* [Set exercise]: Present every line in which the string "TRAILING" appears.

[Extracted data entries]
──────

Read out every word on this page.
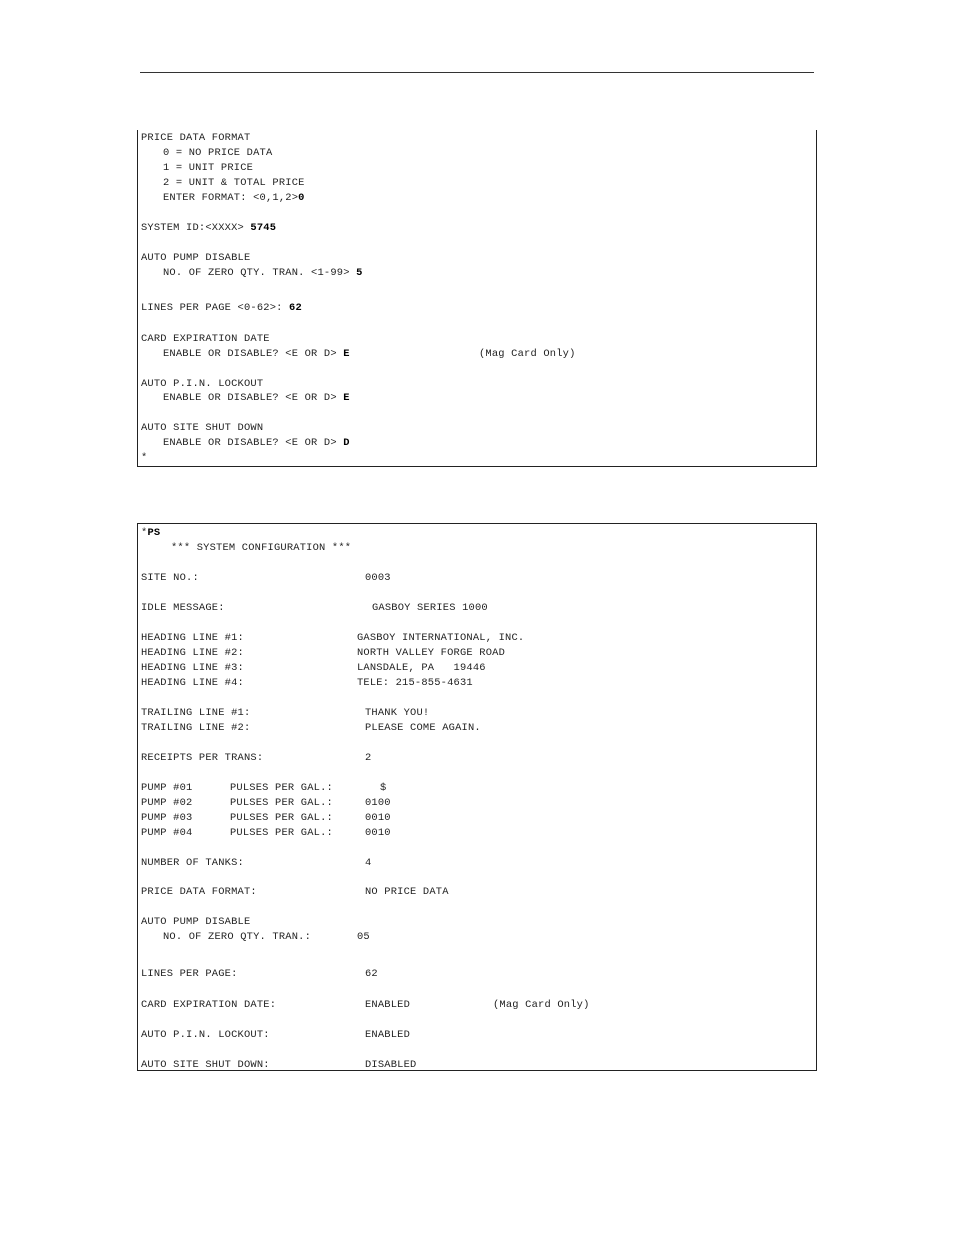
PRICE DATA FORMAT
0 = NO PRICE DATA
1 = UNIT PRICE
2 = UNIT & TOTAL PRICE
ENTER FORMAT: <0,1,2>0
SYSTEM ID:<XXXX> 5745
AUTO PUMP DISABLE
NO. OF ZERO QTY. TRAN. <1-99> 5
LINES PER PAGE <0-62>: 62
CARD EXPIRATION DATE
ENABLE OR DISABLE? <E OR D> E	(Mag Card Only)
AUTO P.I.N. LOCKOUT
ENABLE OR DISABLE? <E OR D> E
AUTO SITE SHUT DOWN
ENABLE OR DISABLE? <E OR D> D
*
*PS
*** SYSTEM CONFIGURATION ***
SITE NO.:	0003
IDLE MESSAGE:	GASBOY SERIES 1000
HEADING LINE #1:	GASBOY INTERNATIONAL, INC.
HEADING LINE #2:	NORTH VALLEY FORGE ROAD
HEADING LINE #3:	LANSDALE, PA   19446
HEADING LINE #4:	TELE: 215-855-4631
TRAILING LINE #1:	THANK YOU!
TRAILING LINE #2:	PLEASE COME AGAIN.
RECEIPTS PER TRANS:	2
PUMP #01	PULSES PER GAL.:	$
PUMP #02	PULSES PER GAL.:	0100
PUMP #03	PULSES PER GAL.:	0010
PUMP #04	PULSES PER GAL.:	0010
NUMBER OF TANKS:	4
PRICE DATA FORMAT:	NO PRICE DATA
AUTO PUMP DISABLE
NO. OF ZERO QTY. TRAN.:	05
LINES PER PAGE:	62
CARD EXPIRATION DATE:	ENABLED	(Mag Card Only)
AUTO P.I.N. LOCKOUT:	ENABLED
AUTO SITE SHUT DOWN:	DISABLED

──────

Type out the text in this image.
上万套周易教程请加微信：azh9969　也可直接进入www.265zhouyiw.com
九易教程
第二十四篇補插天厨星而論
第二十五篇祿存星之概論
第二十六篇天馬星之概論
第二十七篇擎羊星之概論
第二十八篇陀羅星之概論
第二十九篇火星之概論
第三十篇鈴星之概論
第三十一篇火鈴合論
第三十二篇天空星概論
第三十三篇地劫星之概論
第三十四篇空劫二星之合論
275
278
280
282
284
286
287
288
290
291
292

──────

* [Correct output]:
TRAILING LINE #1:	THANK YOU!
TRAILING LINE #2:	PLEASE COME AGAIN.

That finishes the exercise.